- Your goal
Without including any pictures, copy each entry below exactly.

>>>

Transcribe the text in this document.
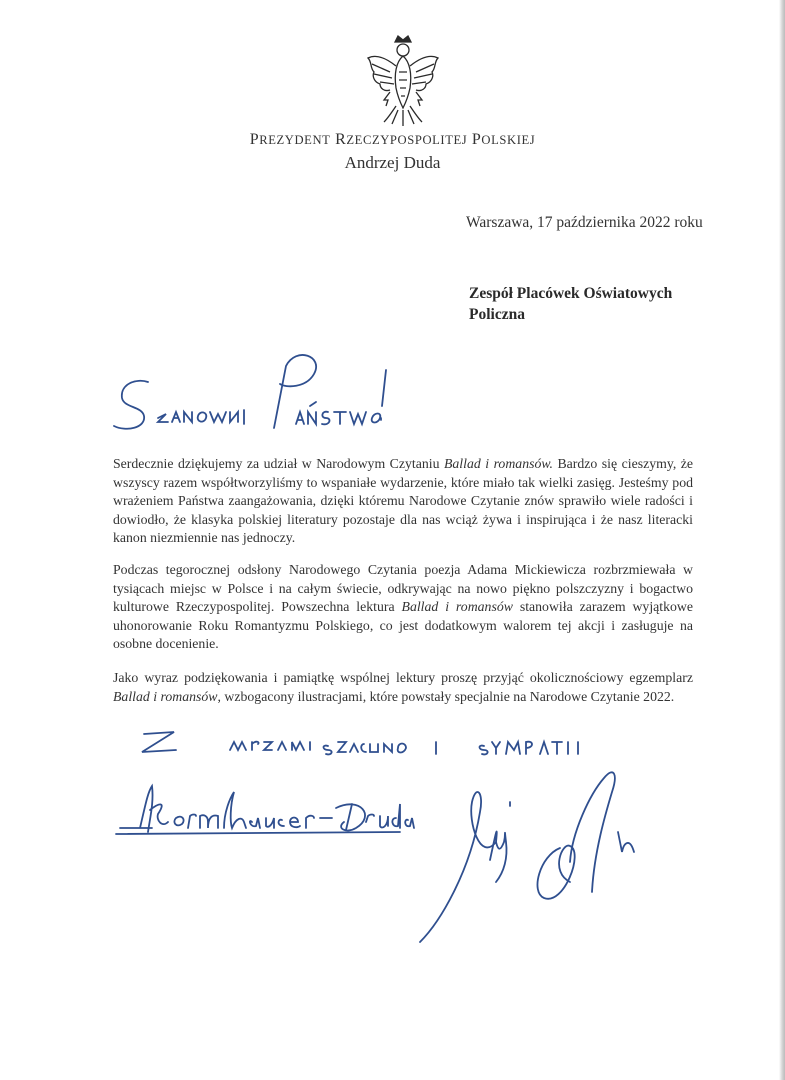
PREZYDENT RZECZYPOSPOLITEJ POLSKIEJ
Andrzej Duda
Warszawa, 17 października 2022 roku
Zespół Placówek Oświatowych
Policzna
Serdecznie dziękujemy za udział w Narodowym Czytaniu Ballad i romansów. Bardzo się cieszymy, że wszyscy razem współtworzyliśmy to wspaniałe wydarzenie, które miało tak wielki zasięg. Jesteśmy pod wrażeniem Państwa zaangażowania, dzięki któremu Narodowe Czytanie znów sprawiło wiele radości i dowiodło, że klasyka polskiej literatury pozostaje dla nas wciąż żywa i inspirująca i że nasz literacki kanon niezmiennie nas jednoczy.
Podczas tegorocznej odsłony Narodowego Czytania poezja Adama Mickiewicza rozbrzmiewała w tysiącach miejsc w Polsce i na całym świecie, odkrywając na nowo piękno polszczyzny i bogactwo kulturowe Rzeczypospolitej. Powszechna lektura Ballad i romansów stanowiła zarazem wyjątkowe uhonorowanie Roku Romantyzmu Polskiego, co jest dodatkowym walorem tej akcji i zasługuje na osobne docenienie.
Jako wyraz podziękowania i pamiątkę wspólnej lektury proszę przyjąć okolicznościowy egzemplarz Ballad i romansów, wzbogacony ilustracjami, które powstały specjalnie na Narodowe Czytanie 2022.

<<<

- Solution below
Transcribe the text in this document.
PREZYDENT RZECZYPOSPOLITEJ POLSKIEJ
Andrzej Duda
Warszawa, 17 października 2022 roku
Zespół Placówek Oświatowych
Policzna
Serdecznie dziękujemy za udział w Narodowym Czytaniu Ballad i romansów. Bardzo się cieszymy, że wszyscy razem współtworzyliśmy to wspaniałe wydarzenie, które miało tak wielki zasięg. Jesteśmy pod wrażeniem Państwa zaangażowania, dzięki któremu Narodowe Czytanie znów sprawiło wiele radości i dowiodło, że klasyka polskiej literatury pozostaje dla nas wciąż żywa i inspirująca i że nasz literacki kanon niezmiennie nas jednoczy.
Podczas tegorocznej odsłony Narodowego Czytania poezja Adama Mickiewicza rozbrzmiewała w tysiącach miejsc w Polsce i na całym świecie, odkrywając na nowo piękno polszczyzny i bogactwo kulturowe Rzeczypospolitej. Powszechna lektura Ballad i romansów stanowiła zarazem wyjątkowe uhonorowanie Roku Romantyzmu Polskiego, co jest dodatkowym walorem tej akcji i zasługuje na osobne docenienie.
Jako wyraz podziękowania i pamiątkę wspólnej lektury proszę przyjąć okolicznościowy egzemplarz Ballad i romansów, wzbogacony ilustracjami, które powstały specjalnie na Narodowe Czytanie 2022.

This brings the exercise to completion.